**** Selected extract ****
Mount Baker or Kiyanja is a mountain in the Rwenzori Mountains National Park in Uganda, 2.8 km from the border with the Democratic Republic of the Congo. With a height of 4844 m, it is the sixth-highest mountain in Africa. Together with Mount Stanley and Mount Speke, it forms a triangle enclosing the upper Bujuku Valley. The nearest peak is Mount Stanley, which is 2.26 km to the west. The mountains lie within an area called "The Mountains of the Moon".

Like all peaks in the Ruwenzori Range, Mount Baker has multiple jagged peaks along a ridge. The highest is Edward Peak.
****
According to the text on Mount Baker, what is the name of its highest peak? The rows are separate material with no connection to the text on Mount Baker.
**** Records shown ****
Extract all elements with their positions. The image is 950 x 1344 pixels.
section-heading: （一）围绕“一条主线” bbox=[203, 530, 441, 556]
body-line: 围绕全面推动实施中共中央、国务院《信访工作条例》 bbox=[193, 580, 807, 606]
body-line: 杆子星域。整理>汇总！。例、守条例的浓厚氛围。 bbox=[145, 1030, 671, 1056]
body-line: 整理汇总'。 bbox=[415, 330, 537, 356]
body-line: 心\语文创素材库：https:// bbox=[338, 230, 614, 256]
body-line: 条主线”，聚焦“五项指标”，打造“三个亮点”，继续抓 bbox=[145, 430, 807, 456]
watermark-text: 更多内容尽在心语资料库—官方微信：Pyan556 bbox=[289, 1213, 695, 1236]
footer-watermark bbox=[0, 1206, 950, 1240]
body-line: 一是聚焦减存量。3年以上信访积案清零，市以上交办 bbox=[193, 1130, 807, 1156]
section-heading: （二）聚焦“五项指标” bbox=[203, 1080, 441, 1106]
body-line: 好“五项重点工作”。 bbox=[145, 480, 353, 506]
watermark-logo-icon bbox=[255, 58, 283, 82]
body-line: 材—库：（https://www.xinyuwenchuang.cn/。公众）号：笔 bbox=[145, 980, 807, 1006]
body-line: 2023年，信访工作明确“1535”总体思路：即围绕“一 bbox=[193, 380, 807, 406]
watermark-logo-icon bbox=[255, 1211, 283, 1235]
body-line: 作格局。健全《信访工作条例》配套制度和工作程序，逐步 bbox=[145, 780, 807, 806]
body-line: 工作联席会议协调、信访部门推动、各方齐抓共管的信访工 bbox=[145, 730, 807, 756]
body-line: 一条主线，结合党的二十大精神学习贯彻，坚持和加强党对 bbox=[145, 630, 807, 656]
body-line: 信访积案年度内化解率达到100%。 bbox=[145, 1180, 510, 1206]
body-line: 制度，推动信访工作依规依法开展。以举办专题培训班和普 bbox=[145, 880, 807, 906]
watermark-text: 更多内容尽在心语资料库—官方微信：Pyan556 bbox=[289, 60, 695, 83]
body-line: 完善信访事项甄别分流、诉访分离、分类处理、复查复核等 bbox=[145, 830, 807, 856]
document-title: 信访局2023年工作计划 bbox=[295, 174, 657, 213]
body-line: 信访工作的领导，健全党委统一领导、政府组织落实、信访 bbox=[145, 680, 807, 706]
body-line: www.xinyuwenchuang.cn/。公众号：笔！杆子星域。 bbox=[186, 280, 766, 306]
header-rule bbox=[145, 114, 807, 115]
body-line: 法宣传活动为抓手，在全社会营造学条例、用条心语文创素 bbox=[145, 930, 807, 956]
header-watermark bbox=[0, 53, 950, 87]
****
_Result for this task_
Edward Peak